GIVEN PROBLEM
All of the records below should be output exactly.

Stored data entries
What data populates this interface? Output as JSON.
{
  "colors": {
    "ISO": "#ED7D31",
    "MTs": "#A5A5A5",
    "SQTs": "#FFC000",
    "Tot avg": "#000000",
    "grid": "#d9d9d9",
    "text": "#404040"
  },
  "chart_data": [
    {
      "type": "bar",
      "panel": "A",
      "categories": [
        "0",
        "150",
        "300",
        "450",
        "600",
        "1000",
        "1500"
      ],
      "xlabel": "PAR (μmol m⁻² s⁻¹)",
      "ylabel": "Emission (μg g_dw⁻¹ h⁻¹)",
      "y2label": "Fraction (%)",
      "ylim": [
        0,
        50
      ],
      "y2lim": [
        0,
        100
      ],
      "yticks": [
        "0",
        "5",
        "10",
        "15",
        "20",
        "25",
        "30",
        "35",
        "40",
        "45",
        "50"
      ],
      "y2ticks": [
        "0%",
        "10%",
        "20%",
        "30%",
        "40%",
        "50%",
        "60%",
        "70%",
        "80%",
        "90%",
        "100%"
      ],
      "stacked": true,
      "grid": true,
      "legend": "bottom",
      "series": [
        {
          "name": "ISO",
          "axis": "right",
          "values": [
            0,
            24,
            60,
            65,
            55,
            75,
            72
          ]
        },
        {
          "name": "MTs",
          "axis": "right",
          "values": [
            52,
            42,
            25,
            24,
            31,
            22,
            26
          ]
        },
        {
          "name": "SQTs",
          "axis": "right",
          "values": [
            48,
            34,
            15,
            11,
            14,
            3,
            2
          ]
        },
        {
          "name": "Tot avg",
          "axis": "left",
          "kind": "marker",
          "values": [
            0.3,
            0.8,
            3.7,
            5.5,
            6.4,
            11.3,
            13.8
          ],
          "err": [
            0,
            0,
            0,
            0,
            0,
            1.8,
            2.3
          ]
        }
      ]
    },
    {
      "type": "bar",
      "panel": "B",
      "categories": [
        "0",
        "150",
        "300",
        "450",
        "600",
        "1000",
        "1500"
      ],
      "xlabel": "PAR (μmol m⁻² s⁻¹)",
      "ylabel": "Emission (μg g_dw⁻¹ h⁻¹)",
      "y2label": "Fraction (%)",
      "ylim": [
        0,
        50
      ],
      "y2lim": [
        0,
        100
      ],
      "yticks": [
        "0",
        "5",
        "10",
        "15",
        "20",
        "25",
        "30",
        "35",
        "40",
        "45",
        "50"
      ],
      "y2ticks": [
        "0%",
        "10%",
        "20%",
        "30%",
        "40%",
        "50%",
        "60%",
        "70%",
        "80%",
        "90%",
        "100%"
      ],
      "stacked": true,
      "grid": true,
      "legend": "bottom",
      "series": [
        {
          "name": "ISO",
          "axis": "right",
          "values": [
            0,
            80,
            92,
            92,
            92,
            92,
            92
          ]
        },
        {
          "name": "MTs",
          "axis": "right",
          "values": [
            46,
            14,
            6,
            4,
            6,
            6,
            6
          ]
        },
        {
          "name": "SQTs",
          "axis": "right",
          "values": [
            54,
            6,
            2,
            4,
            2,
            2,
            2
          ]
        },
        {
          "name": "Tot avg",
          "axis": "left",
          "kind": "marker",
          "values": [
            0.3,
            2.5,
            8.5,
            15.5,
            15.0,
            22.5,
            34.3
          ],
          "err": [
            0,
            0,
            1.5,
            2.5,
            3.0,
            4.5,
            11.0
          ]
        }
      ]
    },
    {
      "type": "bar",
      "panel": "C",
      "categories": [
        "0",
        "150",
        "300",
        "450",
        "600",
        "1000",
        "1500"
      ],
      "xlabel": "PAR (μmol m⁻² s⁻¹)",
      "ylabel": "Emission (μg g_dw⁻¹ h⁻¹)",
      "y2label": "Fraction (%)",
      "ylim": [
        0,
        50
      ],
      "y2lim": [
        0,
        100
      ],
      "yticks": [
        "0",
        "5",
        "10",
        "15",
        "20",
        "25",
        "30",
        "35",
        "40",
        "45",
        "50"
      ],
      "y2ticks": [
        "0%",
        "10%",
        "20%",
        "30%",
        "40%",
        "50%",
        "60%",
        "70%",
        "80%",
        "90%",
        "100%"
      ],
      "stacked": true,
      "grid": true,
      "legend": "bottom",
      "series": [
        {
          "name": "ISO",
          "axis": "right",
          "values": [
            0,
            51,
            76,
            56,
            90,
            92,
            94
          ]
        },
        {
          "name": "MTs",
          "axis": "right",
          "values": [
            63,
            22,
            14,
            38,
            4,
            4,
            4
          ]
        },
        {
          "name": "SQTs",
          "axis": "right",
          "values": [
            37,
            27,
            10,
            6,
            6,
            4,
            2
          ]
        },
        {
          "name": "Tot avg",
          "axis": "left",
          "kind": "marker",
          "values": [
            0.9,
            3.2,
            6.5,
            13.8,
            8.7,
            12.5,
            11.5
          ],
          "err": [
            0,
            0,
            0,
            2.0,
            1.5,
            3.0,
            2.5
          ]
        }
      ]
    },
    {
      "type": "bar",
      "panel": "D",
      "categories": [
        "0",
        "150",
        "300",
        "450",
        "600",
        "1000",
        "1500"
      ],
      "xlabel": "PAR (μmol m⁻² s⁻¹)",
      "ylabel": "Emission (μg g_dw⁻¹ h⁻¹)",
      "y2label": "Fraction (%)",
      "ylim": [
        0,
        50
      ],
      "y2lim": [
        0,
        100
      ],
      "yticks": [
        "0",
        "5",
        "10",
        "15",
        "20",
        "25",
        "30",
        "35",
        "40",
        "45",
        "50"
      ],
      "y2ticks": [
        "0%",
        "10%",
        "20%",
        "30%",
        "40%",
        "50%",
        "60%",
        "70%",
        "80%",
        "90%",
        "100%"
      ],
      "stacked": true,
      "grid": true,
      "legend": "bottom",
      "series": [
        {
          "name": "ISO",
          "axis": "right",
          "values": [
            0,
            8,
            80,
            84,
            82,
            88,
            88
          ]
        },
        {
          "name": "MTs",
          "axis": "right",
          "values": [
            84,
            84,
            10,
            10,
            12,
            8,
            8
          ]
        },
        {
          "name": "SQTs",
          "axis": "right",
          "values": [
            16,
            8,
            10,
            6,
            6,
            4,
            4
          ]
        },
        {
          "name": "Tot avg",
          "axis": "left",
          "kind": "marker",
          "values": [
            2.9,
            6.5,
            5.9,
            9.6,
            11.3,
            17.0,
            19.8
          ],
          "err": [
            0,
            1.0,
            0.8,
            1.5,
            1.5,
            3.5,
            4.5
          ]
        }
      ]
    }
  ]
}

EXERCISE RESPONSE
What data populates this interface? Output as JSON.
{
  "colors": {
    "ISO": "#ED7D31",
    "MTs": "#A5A5A5",
    "SQTs": "#FFC000",
    "Tot avg": "#000000",
    "grid": "#d9d9d9",
    "text": "#404040"
  },
  "chart_data": [
    {
      "type": "bar",
      "panel": "A",
      "categories": [
        "0",
        "150",
        "300",
        "450",
        "600",
        "1000",
        "1500"
      ],
      "xlabel": "PAR (μmol m⁻² s⁻¹)",
      "ylabel": "Emission (μg g_dw⁻¹ h⁻¹)",
      "y2label": "Fraction (%)",
      "ylim": [
        0,
        50
      ],
      "y2lim": [
        0,
        100
      ],
      "yticks": [
        "0",
        "5",
        "10",
        "15",
        "20",
        "25",
        "30",
        "35",
        "40",
        "45",
        "50"
      ],
      "y2ticks": [
        "0%",
        "10%",
        "20%",
        "30%",
        "40%",
        "50%",
        "60%",
        "70%",
        "80%",
        "90%",
        "100%"
      ],
      "stacked": true,
      "grid": true,
      "legend": "bottom",
      "series": [
        {
          "name": "ISO",
          "axis": "right",
          "values": [
            0,
            24,
            60,
            65,
            55,
            75,
            72
          ]
        },
        {
          "name": "MTs",
          "axis": "right",
          "values": [
            52,
            42,
            25,
            24,
            31,
            22,
            26
          ]
        },
        {
          "name": "SQTs",
          "axis": "right",
          "values": [
            48,
            34,
            15,
            11,
            14,
            3,
            2
          ]
        },
        {
          "name": "Tot avg",
          "axis": "left",
          "kind": "marker",
          "values": [
            0.3,
            0.8,
            3.7,
            5.5,
            6.4,
            11.3,
            13.8
          ],
          "err": [
            0,
            0,
            0,
            0,
            0,
            1.8,
            2.3
          ]
        }
      ]
    },
    {
      "type": "bar",
      "panel": "B",
      "categories": [
        "0",
        "150",
        "300",
        "450",
        "600",
        "1000",
        "1500"
      ],
      "xlabel": "PAR (μmol m⁻² s⁻¹)",
      "ylabel": "Emission (μg g_dw⁻¹ h⁻¹)",
      "y2label": "Fraction (%)",
      "ylim": [
        0,
        50
      ],
      "y2lim": [
        0,
        100
      ],
      "yticks": [
        "0",
        "5",
        "10",
        "15",
        "20",
        "25",
        "30",
        "35",
        "40",
        "45",
        "50"
      ],
      "y2ticks": [
        "0%",
        "10%",
        "20%",
        "30%",
        "40%",
        "50%",
        "60%",
        "70%",
        "80%",
        "90%",
        "100%"
      ],
      "stacked": true,
      "grid": true,
      "legend": "bottom",
      "series": [
        {
          "name": "ISO",
          "axis": "right",
          "values": [
            0,
            80,
            92,
            92,
            92,
            92,
            92
          ]
        },
        {
          "name": "MTs",
          "axis": "right",
          "values": [
            46,
            14,
            6,
            4,
            6,
            6,
            6
          ]
        },
        {
          "name": "SQTs",
          "axis": "right",
          "values": [
            54,
            6,
            2,
            4,
            2,
            2,
            2
          ]
        },
        {
          "name": "Tot avg",
          "axis": "left",
          "kind": "marker",
          "values": [
            0.3,
            2.5,
            8.5,
            15.5,
            15.0,
            22.5,
            34.3
          ],
          "err": [
            0,
            0,
            1.5,
            2.5,
            3.0,
            4.5,
            11.0
          ]
        }
      ]
    },
    {
      "type": "bar",
      "panel": "C",
      "categories": [
        "0",
        "150",
        "300",
        "450",
        "600",
        "1000",
        "1500"
      ],
      "xlabel": "PAR (μmol m⁻² s⁻¹)",
      "ylabel": "Emission (μg g_dw⁻¹ h⁻¹)",
      "y2label": "Fraction (%)",
      "ylim": [
        0,
        50
      ],
      "y2lim": [
        0,
        100
      ],
      "yticks": [
        "0",
        "5",
        "10",
        "15",
        "20",
        "25",
        "30",
        "35",
        "40",
        "45",
        "50"
      ],
      "y2ticks": [
        "0%",
        "10%",
        "20%",
        "30%",
        "40%",
        "50%",
        "60%",
        "70%",
        "80%",
        "90%",
        "100%"
      ],
      "stacked": true,
      "grid": true,
      "legend": "bottom",
      "series": [
        {
          "name": "ISO",
          "axis": "right",
          "values": [
            0,
            51,
            76,
            56,
            90,
            92,
            94
          ]
        },
        {
          "name": "MTs",
          "axis": "right",
          "values": [
            63,
            22,
            14,
            38,
            4,
            4,
            4
          ]
        },
        {
          "name": "SQTs",
          "axis": "right",
          "values": [
            37,
            27,
            10,
            6,
            6,
            4,
            2
          ]
        },
        {
          "name": "Tot avg",
          "axis": "left",
          "kind": "marker",
          "values": [
            0.9,
            3.2,
            6.5,
            13.8,
            8.7,
            12.5,
            11.5
          ],
          "err": [
            0,
            0,
            0,
            2.0,
            1.5,
            3.0,
            2.5
          ]
        }
      ]
    },
    {
      "type": "bar",
      "panel": "D",
      "categories": [
        "0",
        "150",
        "300",
        "450",
        "600",
        "1000",
        "1500"
      ],
      "xlabel": "PAR (μmol m⁻² s⁻¹)",
      "ylabel": "Emission (μg g_dw⁻¹ h⁻¹)",
      "y2label": "Fraction (%)",
      "ylim": [
        0,
        50
      ],
      "y2lim": [
        0,
        100
      ],
      "yticks": [
        "0",
        "5",
        "10",
        "15",
        "20",
        "25",
        "30",
        "35",
        "40",
        "45",
        "50"
      ],
      "y2ticks": [
        "0%",
        "10%",
        "20%",
        "30%",
        "40%",
        "50%",
        "60%",
        "70%",
        "80%",
        "90%",
        "100%"
      ],
      "stacked": true,
      "grid": true,
      "legend": "bottom",
      "series": [
        {
          "name": "ISO",
          "axis": "right",
          "values": [
            0,
            8,
            80,
            84,
            82,
            88,
            88
          ]
        },
        {
          "name": "MTs",
          "axis": "right",
          "values": [
            84,
            84,
            10,
            10,
            12,
            8,
            8
          ]
        },
        {
          "name": "SQTs",
          "axis": "right",
          "values": [
            16,
            8,
            10,
            6,
            6,
            4,
            4
          ]
        },
        {
          "name": "Tot avg",
          "axis": "left",
          "kind": "marker",
          "values": [
            2.9,
            6.5,
            5.9,
            9.6,
            11.3,
            17.0,
            19.8
          ],
          "err": [
            0,
            1.0,
            0.8,
            1.5,
            1.5,
            3.5,
            4.5
          ]
        }
      ]
    }
  ]
}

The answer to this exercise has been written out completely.